Problem to solve — Count how many lines contain "rapidly" and reply with that number only.

Excerpted data —
══════

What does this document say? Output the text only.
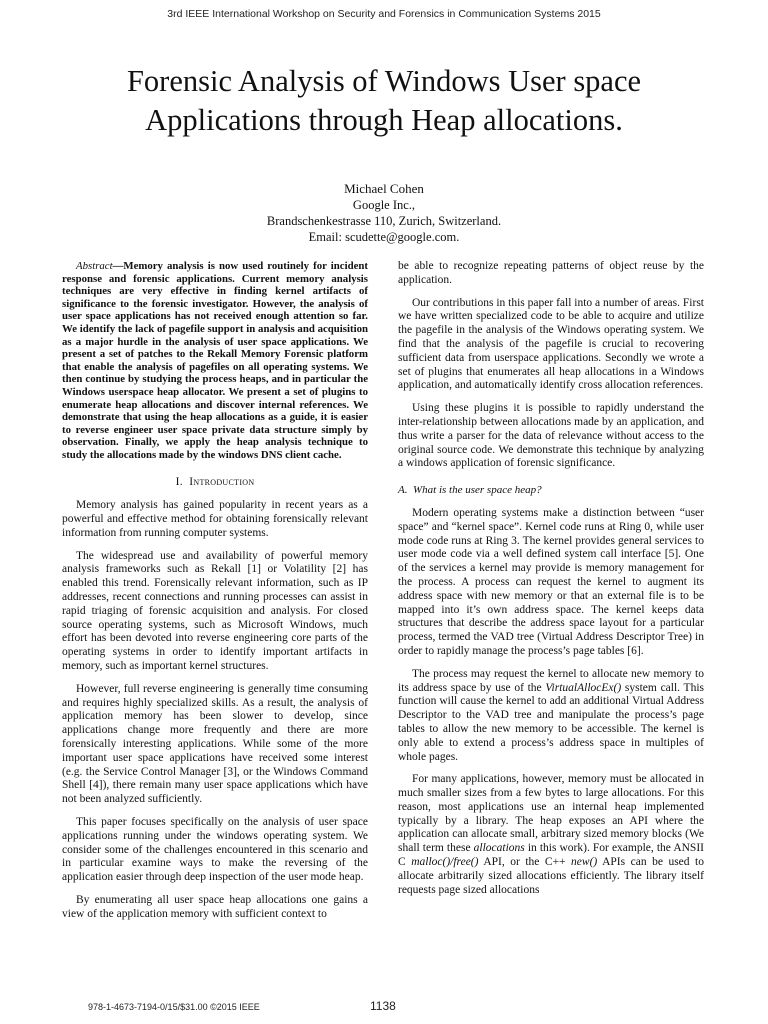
3rd IEEE International Workshop on Security and Forensics in Communication Systems 2015
Forensic Analysis of Windows User space
Applications through Heap allocations.
Michael Cohen
Google Inc.,
Brandschenkestrasse 110, Zurich, Switzerland.
Email: scudette@google.com.

Abstract—Memory analysis is now used routinely for incident response and forensic applications. Current memory analysis techniques are very effective in finding kernel artifacts of significance to the forensic investigator. However, the analysis of user space applications has not received enough attention so far. We identify the lack of pagefile support in analysis and acquisition as a major hurdle in the analysis of user space applications. We present a set of patches to the Rekall Memory Forensic platform that enable the analysis of pagefiles on all operating systems. We then continue by studying the process heaps, and in particular the Windows userspace heap allocator. We present a set of plugins to enumerate heap allocations and discover internal references. We demonstrate that using the heap allocations as a guide, it is easier to reverse engineer user space private data structure simply by observation. Finally, we apply the heap analysis technique to study the allocations made by the windows DNS client cache.

I. Introduction

Memory analysis has gained popularity in recent years as a powerful and effective method for obtaining forensically relevant information from running computer systems.

The widespread use and availability of powerful memory analysis frameworks such as Rekall [1] or Volatility [2] has enabled this trend. Forensically relevant information, such as IP addresses, recent connections and running processes can assist in rapid triaging of forensic acquisition and analysis. For closed source operating systems, such as Microsoft Windows, much effort has been devoted into reverse engineering core parts of the operating systems in order to identify important artifacts in memory, such as important kernel structures.

However, full reverse engineering is generally time consuming and requires highly specialized skills. As a result, the analysis of application memory has been slower to develop, since applications change more frequently and there are more forensically interesting applications. While some of the more important user space applications have received some interest (e.g. the Service Control Manager [3], or the Windows Command Shell [4]), there remain many user space applications which have not been analyzed sufficiently.

This paper focuses specifically on the analysis of user space applications running under the windows operating system. We consider some of the challenges encountered in this scenario and in particular examine ways to make the reversing of the application easier through deep inspection of the user mode heap.

By enumerating all user space heap allocations one gains a view of the application memory with sufficient context to

be able to recognize repeating patterns of object reuse by the application.

Our contributions in this paper fall into a number of areas. First we have written specialized code to be able to acquire and utilize the pagefile in the analysis of the Windows operating system. We find that the analysis of the pagefile is crucial to recovering sufficient data from userspace applications. Secondly we wrote a set of plugins that enumerates all heap allocations in a Windows application, and automatically identify cross allocation references.

Using these plugins it is possible to rapidly understand the inter-relationship between allocations made by an application, and thus write a parser for the data of relevance without access to the original source code. We demonstrate this technique by analyzing a windows application of forensic significance.

A. What is the user space heap?

Modern operating systems make a distinction between “user space” and “kernel space”. Kernel code runs at Ring 0, while user mode code runs at Ring 3. The kernel provides general services to user mode code via a well defined system call interface [5]. One of the services a kernel may provide is memory management for the process. A process can request the kernel to augment its address space with new memory or that an external file is to be mapped into it’s own address space. The kernel keeps data structures that describe the address space layout for a particular process, termed the VAD tree (Virtual Address Descriptor Tree) in order to rapidly manage the process’s page tables [6].

The process may request the kernel to allocate new memory to its address space by use of the VirtualAllocEx() system call. This function will cause the kernel to add an additional Virtual Address Descriptor to the VAD tree and manipulate the process’s page tables to allow the new memory to be accessible. The kernel is only able to extend a process’s address space in multiples of whole pages.

For many applications, however, memory must be allocated in much smaller sizes from a few bytes to large allocations. For this reason, most applications use an internal heap implemented typically by a library. The heap exposes an API where the application can allocate small, arbitrary sized memory blocks (We shall term these allocations in this work). For example, the ANSII C malloc()/free() API, or the C++ new() APIs can be used to allocate arbitrarily sized allocations efficiently. The library itself requests page sized allocations

978-1-4673-7194-0/15/$31.00 ©2015 IEEE	1138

══════

Exercise output — 2